Exercise objective
Without altering anything, output the material below.

start Data lines

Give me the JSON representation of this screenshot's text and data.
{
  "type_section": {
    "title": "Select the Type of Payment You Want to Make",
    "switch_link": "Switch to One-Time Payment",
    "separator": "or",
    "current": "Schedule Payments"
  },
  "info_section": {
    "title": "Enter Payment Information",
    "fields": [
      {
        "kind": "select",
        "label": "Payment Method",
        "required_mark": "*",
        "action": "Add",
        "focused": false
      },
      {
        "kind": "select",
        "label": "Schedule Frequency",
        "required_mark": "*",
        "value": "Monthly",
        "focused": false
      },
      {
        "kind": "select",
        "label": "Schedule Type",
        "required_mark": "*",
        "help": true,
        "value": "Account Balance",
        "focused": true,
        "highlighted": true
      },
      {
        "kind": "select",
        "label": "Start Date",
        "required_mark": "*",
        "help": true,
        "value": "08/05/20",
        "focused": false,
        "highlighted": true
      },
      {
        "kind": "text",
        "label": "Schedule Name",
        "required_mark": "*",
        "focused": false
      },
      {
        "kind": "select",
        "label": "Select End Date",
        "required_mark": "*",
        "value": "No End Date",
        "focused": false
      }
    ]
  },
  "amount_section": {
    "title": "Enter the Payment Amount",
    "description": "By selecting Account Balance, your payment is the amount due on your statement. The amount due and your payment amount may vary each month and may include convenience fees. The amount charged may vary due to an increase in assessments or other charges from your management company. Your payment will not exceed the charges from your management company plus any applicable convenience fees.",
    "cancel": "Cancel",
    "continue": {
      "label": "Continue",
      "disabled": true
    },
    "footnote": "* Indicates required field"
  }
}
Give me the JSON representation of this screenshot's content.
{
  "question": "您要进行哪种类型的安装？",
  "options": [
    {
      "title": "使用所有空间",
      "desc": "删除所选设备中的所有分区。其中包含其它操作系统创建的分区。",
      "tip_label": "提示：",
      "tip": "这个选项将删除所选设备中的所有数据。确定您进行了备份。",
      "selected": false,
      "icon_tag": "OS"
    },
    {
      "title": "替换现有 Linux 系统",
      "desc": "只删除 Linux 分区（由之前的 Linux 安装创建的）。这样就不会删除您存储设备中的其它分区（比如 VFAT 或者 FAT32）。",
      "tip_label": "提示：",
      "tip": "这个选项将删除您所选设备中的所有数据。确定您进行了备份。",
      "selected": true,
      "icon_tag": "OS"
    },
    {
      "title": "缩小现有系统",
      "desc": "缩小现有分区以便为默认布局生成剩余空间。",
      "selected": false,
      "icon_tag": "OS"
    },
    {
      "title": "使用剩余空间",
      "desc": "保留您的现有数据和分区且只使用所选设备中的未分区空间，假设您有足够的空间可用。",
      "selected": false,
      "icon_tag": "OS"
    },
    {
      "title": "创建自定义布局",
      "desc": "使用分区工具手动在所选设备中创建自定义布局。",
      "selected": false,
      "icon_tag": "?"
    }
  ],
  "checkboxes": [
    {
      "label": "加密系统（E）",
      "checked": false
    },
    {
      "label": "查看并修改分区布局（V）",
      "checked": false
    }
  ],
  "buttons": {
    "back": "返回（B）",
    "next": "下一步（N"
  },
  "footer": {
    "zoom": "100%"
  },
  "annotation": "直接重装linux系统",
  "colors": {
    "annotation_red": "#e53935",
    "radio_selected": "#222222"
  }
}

end Data lines

Task answer
Give me the JSON representation of this screenshot's text and data.
{
  "type_section": {
    "title": "Select the Type of Payment You Want to Make",
    "switch_link": "Switch to One-Time Payment",
    "separator": "or",
    "current": "Schedule Payments"
  },
  "info_section": {
    "title": "Enter Payment Information",
    "fields": [
      {
        "kind": "select",
        "label": "Payment Method",
        "required_mark": "*",
        "action": "Add",
        "focused": false
      },
      {
        "kind": "select",
        "label": "Schedule Frequency",
        "required_mark": "*",
        "value": "Monthly",
        "focused": false
      },
      {
        "kind": "select",
        "label": "Schedule Type",
        "required_mark": "*",
        "help": true,
        "value": "Account Balance",
        "focused": true,
        "highlighted": true
      },
      {
        "kind": "select",
        "label": "Start Date",
        "required_mark": "*",
        "help": true,
        "value": "08/05/20",
        "focused": false,
        "highlighted": true
      },
      {
        "kind": "text",
        "label": "Schedule Name",
        "required_mark": "*",
        "focused": false
      },
      {
        "kind": "select",
        "label": "Select End Date",
        "required_mark": "*",
        "value": "No End Date",
        "focused": false
      }
    ]
  },
  "amount_section": {
    "title": "Enter the Payment Amount",
    "description": "By selecting Account Balance, your payment is the amount due on your statement. The amount due and your payment amount may vary each month and may include convenience fees. The amount charged may vary due to an increase in assessments or other charges from your management company. Your payment will not exceed the charges from your management company plus any applicable convenience fees.",
    "cancel": "Cancel",
    "continue": {
      "label": "Continue",
      "disabled": true
    },
    "footnote": "* Indicates required field"
  }
}
Give me the JSON representation of this screenshot's content.
{
  "question": "您要进行哪种类型的安装？",
  "options": [
    {
      "title": "使用所有空间",
      "desc": "删除所选设备中的所有分区。其中包含其它操作系统创建的分区。",
      "tip_label": "提示：",
      "tip": "这个选项将删除所选设备中的所有数据。确定您进行了备份。",
      "selected": false,
      "icon_tag": "OS"
    },
    {
      "title": "替换现有 Linux 系统",
      "desc": "只删除 Linux 分区（由之前的 Linux 安装创建的）。这样就不会删除您存储设备中的其它分区（比如 VFAT 或者 FAT32）。",
      "tip_label": "提示：",
      "tip": "这个选项将删除您所选设备中的所有数据。确定您进行了备份。",
      "selected": true,
      "icon_tag": "OS"
    },
    {
      "title": "缩小现有系统",
      "desc": "缩小现有分区以便为默认布局生成剩余空间。",
      "selected": false,
      "icon_tag": "OS"
    },
    {
      "title": "使用剩余空间",
      "desc": "保留您的现有数据和分区且只使用所选设备中的未分区空间，假设您有足够的空间可用。",
      "selected": false,
      "icon_tag": "OS"
    },
    {
      "title": "创建自定义布局",
      "desc": "使用分区工具手动在所选设备中创建自定义布局。",
      "selected": false,
      "icon_tag": "?"
    }
  ],
  "checkboxes": [
    {
      "label": "加密系统（E）",
      "checked": false
    },
    {
      "label": "查看并修改分区布局（V）",
      "checked": false
    }
  ],
  "buttons": {
    "back": "返回（B）",
    "next": "下一步（N"
  },
  "footer": {
    "zoom": "100%"
  },
  "annotation": "直接重装linux系统",
  "colors": {
    "annotation_red": "#e53935",
    "radio_selected": "#222222"
  }
}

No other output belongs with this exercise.